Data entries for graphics
# # #
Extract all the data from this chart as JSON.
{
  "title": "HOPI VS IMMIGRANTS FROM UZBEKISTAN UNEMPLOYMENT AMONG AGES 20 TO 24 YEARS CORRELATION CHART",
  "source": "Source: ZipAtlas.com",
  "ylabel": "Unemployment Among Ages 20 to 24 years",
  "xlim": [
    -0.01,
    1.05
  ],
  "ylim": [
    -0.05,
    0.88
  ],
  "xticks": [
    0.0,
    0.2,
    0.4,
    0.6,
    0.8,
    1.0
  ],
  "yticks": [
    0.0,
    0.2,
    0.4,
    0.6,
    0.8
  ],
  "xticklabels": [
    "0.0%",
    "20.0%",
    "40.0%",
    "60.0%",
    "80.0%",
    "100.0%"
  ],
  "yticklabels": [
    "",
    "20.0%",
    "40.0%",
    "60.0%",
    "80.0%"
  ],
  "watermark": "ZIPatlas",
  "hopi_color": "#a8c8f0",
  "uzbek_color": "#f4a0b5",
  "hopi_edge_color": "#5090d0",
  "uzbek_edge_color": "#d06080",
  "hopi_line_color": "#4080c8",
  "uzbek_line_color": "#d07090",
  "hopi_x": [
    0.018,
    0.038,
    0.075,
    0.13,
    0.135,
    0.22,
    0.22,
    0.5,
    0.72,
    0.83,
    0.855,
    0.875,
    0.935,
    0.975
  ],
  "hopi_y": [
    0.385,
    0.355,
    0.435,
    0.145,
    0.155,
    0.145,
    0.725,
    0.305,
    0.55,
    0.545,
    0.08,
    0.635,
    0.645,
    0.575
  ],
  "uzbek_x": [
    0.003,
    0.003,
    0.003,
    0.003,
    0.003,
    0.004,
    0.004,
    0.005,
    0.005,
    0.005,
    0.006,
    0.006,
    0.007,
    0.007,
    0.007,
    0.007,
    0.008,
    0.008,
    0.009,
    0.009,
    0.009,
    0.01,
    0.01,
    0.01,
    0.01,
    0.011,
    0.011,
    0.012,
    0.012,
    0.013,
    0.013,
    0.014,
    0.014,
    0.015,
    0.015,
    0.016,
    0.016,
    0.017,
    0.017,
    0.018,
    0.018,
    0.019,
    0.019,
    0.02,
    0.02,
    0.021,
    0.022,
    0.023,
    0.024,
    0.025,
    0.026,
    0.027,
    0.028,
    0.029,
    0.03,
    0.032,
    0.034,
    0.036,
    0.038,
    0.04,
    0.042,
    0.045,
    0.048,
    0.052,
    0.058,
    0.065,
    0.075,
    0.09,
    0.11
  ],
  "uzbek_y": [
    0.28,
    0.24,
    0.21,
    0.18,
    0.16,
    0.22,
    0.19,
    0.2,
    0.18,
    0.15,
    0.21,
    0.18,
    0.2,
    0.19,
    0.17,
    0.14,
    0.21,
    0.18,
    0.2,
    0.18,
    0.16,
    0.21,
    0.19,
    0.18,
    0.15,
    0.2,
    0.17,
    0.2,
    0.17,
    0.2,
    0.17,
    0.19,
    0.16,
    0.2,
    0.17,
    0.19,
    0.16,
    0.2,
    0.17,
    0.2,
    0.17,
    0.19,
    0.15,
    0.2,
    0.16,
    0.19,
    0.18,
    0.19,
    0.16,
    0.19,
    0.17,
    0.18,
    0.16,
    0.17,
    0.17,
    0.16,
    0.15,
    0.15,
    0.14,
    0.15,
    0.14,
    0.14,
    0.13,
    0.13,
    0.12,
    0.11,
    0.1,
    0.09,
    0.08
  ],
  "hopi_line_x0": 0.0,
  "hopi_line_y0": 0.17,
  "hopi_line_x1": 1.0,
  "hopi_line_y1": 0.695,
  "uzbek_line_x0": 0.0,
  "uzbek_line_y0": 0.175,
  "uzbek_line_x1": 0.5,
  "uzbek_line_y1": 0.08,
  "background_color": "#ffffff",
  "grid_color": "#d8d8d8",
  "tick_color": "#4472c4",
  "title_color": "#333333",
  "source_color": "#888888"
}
# # #
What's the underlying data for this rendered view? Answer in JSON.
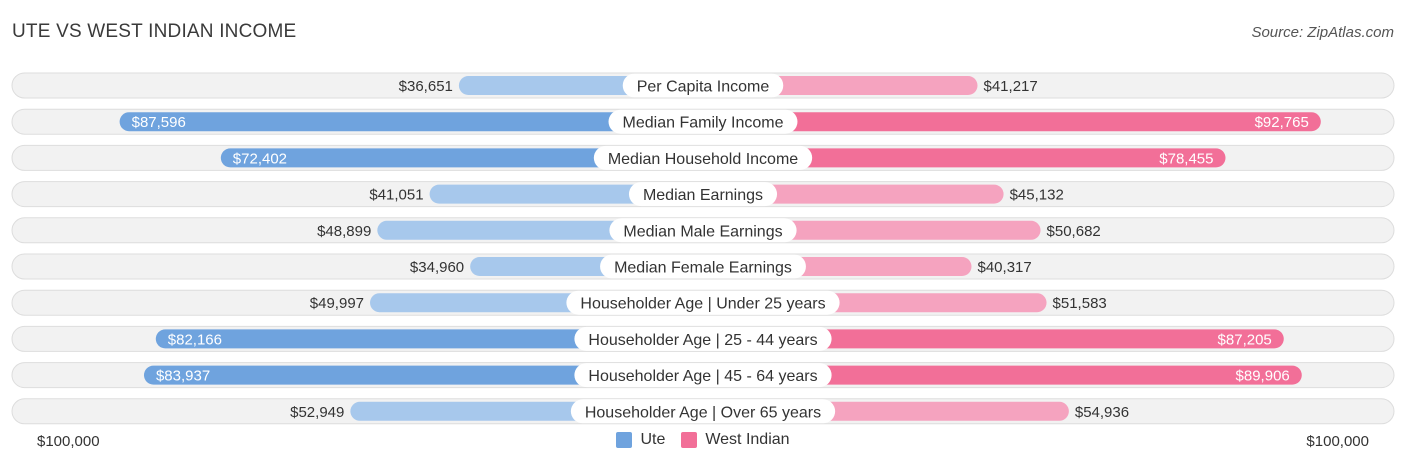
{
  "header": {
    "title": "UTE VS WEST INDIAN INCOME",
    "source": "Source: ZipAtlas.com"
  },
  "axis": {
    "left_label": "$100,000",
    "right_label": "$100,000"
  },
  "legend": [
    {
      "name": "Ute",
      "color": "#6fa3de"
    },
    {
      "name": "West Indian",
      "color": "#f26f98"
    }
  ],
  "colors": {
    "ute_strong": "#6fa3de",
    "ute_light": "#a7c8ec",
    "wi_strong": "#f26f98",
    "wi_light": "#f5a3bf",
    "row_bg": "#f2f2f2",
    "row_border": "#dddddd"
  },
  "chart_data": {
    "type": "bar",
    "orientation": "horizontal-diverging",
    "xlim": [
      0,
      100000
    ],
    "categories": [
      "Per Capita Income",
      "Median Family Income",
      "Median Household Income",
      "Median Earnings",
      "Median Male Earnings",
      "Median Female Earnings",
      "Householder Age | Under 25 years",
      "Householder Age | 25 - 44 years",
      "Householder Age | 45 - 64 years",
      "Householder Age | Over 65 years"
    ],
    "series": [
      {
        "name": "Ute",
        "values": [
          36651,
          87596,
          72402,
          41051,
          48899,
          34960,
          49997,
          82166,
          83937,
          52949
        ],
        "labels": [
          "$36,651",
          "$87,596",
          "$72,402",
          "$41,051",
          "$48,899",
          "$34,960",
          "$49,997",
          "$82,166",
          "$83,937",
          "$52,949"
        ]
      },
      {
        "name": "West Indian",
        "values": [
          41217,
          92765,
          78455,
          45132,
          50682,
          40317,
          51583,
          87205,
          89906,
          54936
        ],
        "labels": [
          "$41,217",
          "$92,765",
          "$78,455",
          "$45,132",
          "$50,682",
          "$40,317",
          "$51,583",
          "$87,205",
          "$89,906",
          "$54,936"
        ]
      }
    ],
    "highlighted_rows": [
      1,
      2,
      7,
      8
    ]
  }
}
# # #
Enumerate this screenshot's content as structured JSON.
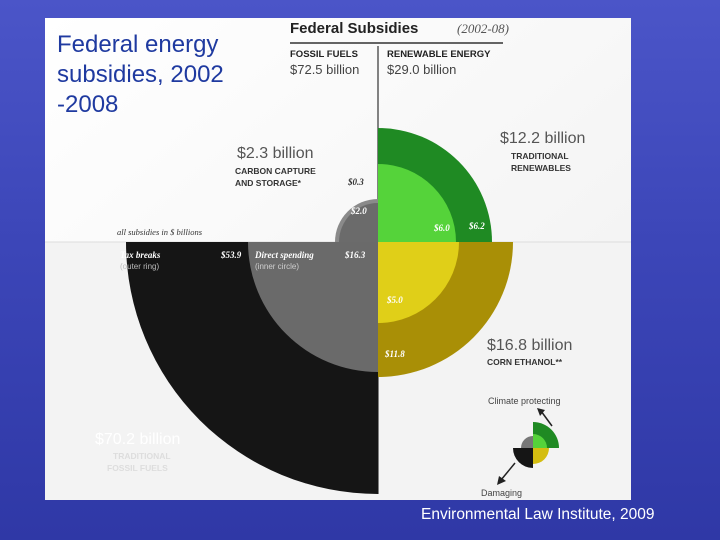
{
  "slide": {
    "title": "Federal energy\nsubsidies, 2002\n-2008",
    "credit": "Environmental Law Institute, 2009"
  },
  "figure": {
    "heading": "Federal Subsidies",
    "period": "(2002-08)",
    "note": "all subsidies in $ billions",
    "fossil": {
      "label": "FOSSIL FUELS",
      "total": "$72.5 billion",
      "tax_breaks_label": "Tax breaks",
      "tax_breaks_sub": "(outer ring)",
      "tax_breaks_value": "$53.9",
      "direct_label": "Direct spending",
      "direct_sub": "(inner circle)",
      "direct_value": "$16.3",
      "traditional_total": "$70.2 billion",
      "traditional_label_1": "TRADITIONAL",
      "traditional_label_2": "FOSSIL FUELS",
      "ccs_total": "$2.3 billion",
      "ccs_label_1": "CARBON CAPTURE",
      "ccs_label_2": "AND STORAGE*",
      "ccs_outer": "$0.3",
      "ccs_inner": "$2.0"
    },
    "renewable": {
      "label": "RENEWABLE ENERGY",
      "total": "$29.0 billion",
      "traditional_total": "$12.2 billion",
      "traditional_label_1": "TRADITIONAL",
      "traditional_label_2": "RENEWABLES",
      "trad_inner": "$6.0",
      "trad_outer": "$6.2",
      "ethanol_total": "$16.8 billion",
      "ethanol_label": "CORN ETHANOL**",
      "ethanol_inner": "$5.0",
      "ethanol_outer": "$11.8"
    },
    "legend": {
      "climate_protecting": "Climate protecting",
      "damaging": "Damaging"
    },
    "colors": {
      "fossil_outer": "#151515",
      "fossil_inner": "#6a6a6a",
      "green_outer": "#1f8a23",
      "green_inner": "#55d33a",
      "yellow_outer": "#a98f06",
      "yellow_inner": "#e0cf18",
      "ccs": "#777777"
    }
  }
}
# # #
• _PROBLEM_: Gather all the lines that include the word "Federal" and copy them out.

• _EXERCISE RESPONSE_:
    "title": "Federal energy\nsubsidies, 2002\n-2008",
    "heading": "Federal Subsidies",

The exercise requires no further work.